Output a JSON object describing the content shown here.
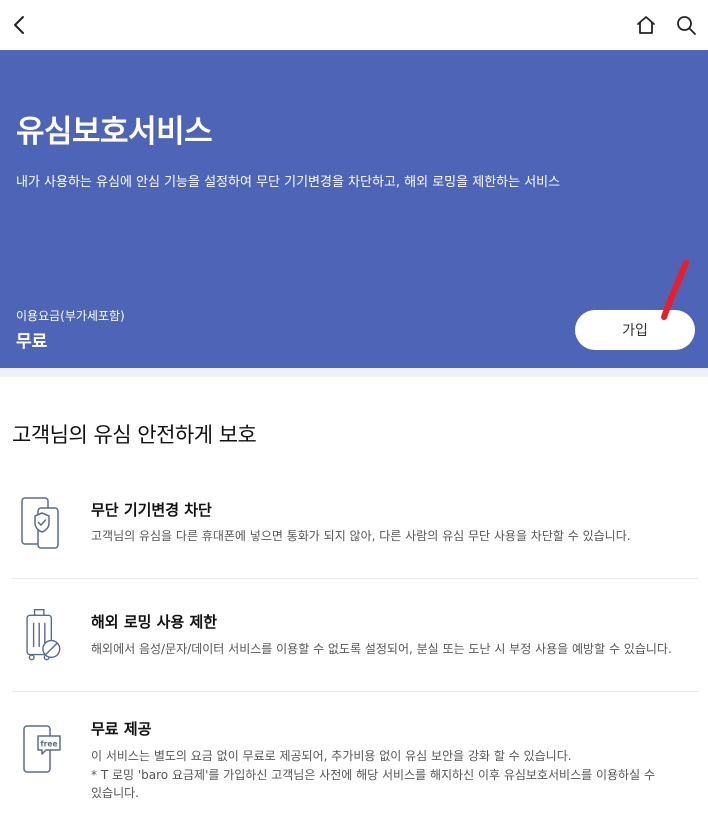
{
  "header": {
    "icons": [
      "back-icon",
      "home-icon",
      "search-icon"
    ]
  },
  "hero": {
    "title": "유심보호서비스",
    "description": "내가 사용하는 유심에 안심 기능을 설정하여 무단 기기변경을 차단하고, 해외 로밍을 제한하는 서비스",
    "fee_label": "이용요금(부가세포함)",
    "fee_value": "무료",
    "join_label": "가입",
    "background_color": "#4d64b7",
    "annotation_color": "#ee1c25"
  },
  "section": {
    "title": "고객님의 유심 안전하게 보호"
  },
  "features": [
    {
      "icon": "phone-shield-icon",
      "title": "무단 기기변경 차단",
      "desc_line1": "고객님의 유심을 다른 휴대폰에 넣으면 통화가 되지 않아, 다른 사람의 유심 무단 사용을 차단할 수 있습니다."
    },
    {
      "icon": "luggage-blocked-icon",
      "title": "해외 로밍 사용 제한",
      "desc_line1": "해외에서 음성/문자/데이터 서비스를 이용할 수 없도록 설정되어, 분실 또는 도난 시 부정 사용을 예방할 수 있습니다."
    },
    {
      "icon": "phone-free-icon",
      "icon_badge": "free",
      "title": "무료 제공",
      "desc_line1": "이 서비스는 별도의 요금 없이 무료로 제공되어, 추가비용 없이 유심 보안을 강화 할 수 있습니다.",
      "desc_line2": "* T 로밍 'baro 요금제'를 가입하신 고객님은 사전에 해당 서비스를 해지하신 이후 유심보호서비스를 이용하실 수",
      "desc_line3": "있습니다."
    }
  ]
}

---+---

Your goal: Transcribe each entry above exactly, apart from the pictures.

Written answer:
Output a JSON object describing the content shown here.
{
  "header": {
    "icons": [
      "back-icon",
      "home-icon",
      "search-icon"
    ]
  },
  "hero": {
    "title": "유심보호서비스",
    "description": "내가 사용하는 유심에 안심 기능을 설정하여 무단 기기변경을 차단하고, 해외 로밍을 제한하는 서비스",
    "fee_label": "이용요금(부가세포함)",
    "fee_value": "무료",
    "join_label": "가입",
    "background_color": "#4d64b7",
    "annotation_color": "#ee1c25"
  },
  "section": {
    "title": "고객님의 유심 안전하게 보호"
  },
  "features": [
    {
      "icon": "phone-shield-icon",
      "title": "무단 기기변경 차단",
      "desc_line1": "고객님의 유심을 다른 휴대폰에 넣으면 통화가 되지 않아, 다른 사람의 유심 무단 사용을 차단할 수 있습니다."
    },
    {
      "icon": "luggage-blocked-icon",
      "title": "해외 로밍 사용 제한",
      "desc_line1": "해외에서 음성/문자/데이터 서비스를 이용할 수 없도록 설정되어, 분실 또는 도난 시 부정 사용을 예방할 수 있습니다."
    },
    {
      "icon": "phone-free-icon",
      "icon_badge": "free",
      "title": "무료 제공",
      "desc_line1": "이 서비스는 별도의 요금 없이 무료로 제공되어, 추가비용 없이 유심 보안을 강화 할 수 있습니다.",
      "desc_line2": "* T 로밍 'baro 요금제'를 가입하신 고객님은 사전에 해당 서비스를 해지하신 이후 유심보호서비스를 이용하실 수",
      "desc_line3": "있습니다."
    }
  ]
}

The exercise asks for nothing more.